Below is a block of data; give all of it again word for word.
# Start of Data for the task
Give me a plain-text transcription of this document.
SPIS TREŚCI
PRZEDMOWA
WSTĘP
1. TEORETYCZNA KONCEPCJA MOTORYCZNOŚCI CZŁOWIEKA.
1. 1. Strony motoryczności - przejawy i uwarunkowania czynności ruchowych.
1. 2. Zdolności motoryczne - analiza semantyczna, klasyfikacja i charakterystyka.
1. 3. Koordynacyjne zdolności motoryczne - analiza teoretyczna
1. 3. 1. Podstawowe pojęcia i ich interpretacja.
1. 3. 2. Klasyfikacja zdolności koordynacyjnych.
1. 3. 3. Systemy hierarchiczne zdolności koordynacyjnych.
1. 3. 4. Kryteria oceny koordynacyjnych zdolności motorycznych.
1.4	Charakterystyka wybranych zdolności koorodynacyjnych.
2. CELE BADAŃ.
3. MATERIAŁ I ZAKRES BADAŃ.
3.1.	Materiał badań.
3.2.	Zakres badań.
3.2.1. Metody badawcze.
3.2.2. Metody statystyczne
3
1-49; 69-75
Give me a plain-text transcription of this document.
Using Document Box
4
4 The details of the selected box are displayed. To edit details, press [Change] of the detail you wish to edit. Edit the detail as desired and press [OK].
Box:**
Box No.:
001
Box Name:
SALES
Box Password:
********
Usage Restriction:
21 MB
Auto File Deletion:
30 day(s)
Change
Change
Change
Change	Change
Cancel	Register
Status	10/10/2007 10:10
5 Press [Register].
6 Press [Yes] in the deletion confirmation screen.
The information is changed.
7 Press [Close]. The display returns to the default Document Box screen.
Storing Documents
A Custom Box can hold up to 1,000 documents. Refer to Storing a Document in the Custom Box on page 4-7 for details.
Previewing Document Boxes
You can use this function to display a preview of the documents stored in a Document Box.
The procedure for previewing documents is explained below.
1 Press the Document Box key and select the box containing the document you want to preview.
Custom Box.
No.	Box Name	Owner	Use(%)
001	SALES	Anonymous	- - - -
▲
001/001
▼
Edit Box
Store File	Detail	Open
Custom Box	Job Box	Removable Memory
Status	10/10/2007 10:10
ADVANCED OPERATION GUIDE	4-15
# End of Data for the task
## Response:
Give me a plain-text transcription of this document.
SPIS TREŚCI
PRZEDMOWA
WSTĘP
1. TEORETYCZNA KONCEPCJA MOTORYCZNOŚCI CZŁOWIEKA.
1. 1. Strony motoryczności - przejawy i uwarunkowania czynności ruchowych.
1. 2. Zdolności motoryczne - analiza semantyczna, klasyfikacja i charakterystyka.
1. 3. Koordynacyjne zdolności motoryczne - analiza teoretyczna
1. 3. 1. Podstawowe pojęcia i ich interpretacja.
1. 3. 2. Klasyfikacja zdolności koordynacyjnych.
1. 3. 3. Systemy hierarchiczne zdolności koordynacyjnych.
1. 3. 4. Kryteria oceny koordynacyjnych zdolności motorycznych.
1.4	Charakterystyka wybranych zdolności koorodynacyjnych.
2. CELE BADAŃ.
3. MATERIAŁ I ZAKRES BADAŃ.
3.1.	Materiał badań.
3.2.	Zakres badań.
3.2.1. Metody badawcze.
3.2.2. Metody statystyczne
3
1-49; 69-75
Give me a plain-text transcription of this document.
Using Document Box
4
4 The details of the selected box are displayed. To edit details, press [Change] of the detail you wish to edit. Edit the detail as desired and press [OK].
Box:**
Box No.:
001
Box Name:
SALES
Box Password:
********
Usage Restriction:
21 MB
Auto File Deletion:
30 day(s)
Change
Change
Change
Change	Change
Cancel	Register
Status	10/10/2007 10:10
5 Press [Register].
6 Press [Yes] in the deletion confirmation screen.
The information is changed.
7 Press [Close]. The display returns to the default Document Box screen.
Storing Documents
A Custom Box can hold up to 1,000 documents. Refer to Storing a Document in the Custom Box on page 4-7 for details.
Previewing Document Boxes
You can use this function to display a preview of the documents stored in a Document Box.
The procedure for previewing documents is explained below.
1 Press the Document Box key and select the box containing the document you want to preview.
Custom Box.
No.	Box Name	Owner	Use(%)
001	SALES	Anonymous	- - - -
▲
001/001
▼
Edit Box
Store File	Detail	Open
Custom Box	Job Box	Removable Memory
Status	10/10/2007 10:10
ADVANCED OPERATION GUIDE	4-15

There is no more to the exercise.